The protection of money in the form of coins by slipping them into ceramic vessels dates all the way back to ancient China. Known in England from at least Tudor times, these vessels were called money boxes or sometimes money jars, since few of them were actually square. Over the centuries, many working-class people kept their meagre savings in these ubiquitous ceramic containers. A wide range of these money boxes was still in use during the Regency, primarily by servants and working class children. Though they were not especially glamorous, these small vessels would have been ubiquitous in a great many Regency households and despite their humble appearance, they would have been very precious to their owners.
Pottery money boxes in the Regency . . .
Tax collectors in ancient China carried large ceramic jars in which the only opening was a small slit near the top. As they collected the taxes in their area, they dropped the coins into the jar and once their rounds were completed, they delivered their coin-filled jar to the tax authority. Some clever Chinese bureaucrat had reasoned that the use of ceramic jars would ensure that the full amount of taxes would be turned over from each collector. The only opening in the jar was the slit for the coins and they could only be retrieved by smashing the jar to bits.

────

Requests -
A - According to the passage on money boxes, who mainly used these vessels during the Regency?
B - Resume the passage on pottery money boxes, starting after its final sentence.
The lines after the money box passage play no part in any of this.

Material -

────

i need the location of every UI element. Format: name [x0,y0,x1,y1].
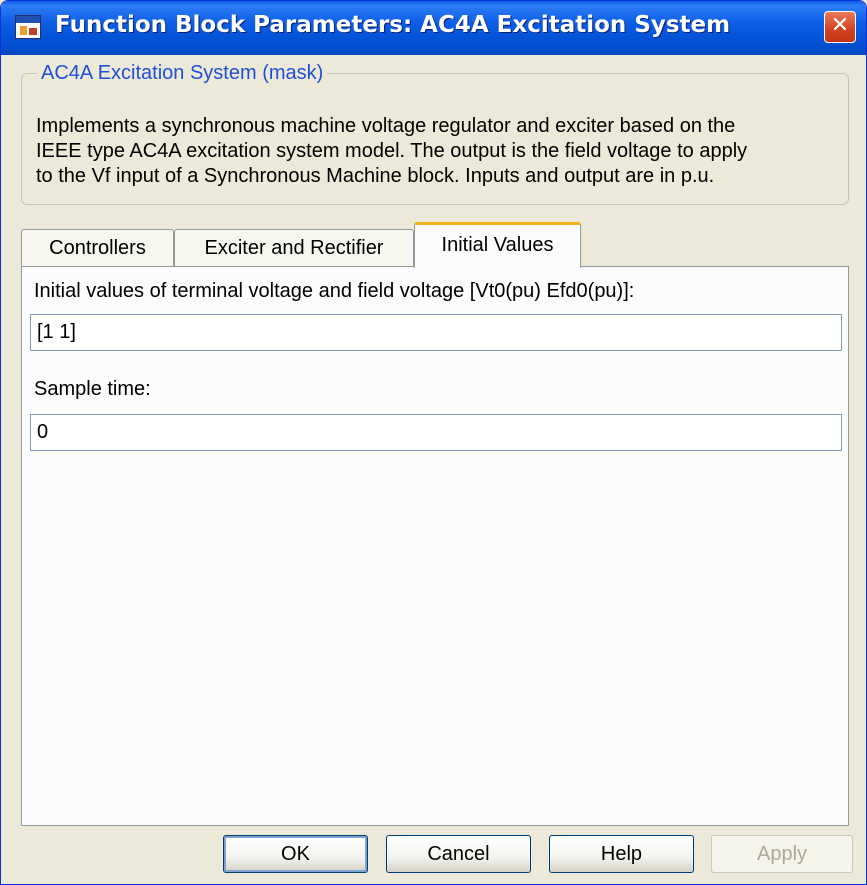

────

Written answers -
A - Servants and working-class children.

B -
Other cultures have also used ceramic vessels to protect money in coin form. Archaeologists discovered a miniature temple in ceramic with a slot in the roof which seems to have been intended for use as a money box in ancient Greece. Various ceramic jars with slots, some with the coins still in them, have been found at a number of ancient Roman dig sites across Europe, including England. It is possible that people were using such pottery money boxes through the Middle Ages across Europe. But, by their very nature, these vessels were meant to be destroyed when they had served their purpose, so no evidence of them has been found in England prior to the Tudor period.
It may seem odd that though few of these pottery vessels had a square shape, they were typically called boxes. That is because the meaning of the word "box" has changed over time. Today, we think of a box as a square or rectangular container with or without a lid. But the earliest meaning of "box" was a small receptacle made of any material, in any shape, which was intended to hold drugs, perfumes or small valuables. Thus, it was perfectly logical for those small pottery vessels in which people kept their precious coins to be called "money boxes."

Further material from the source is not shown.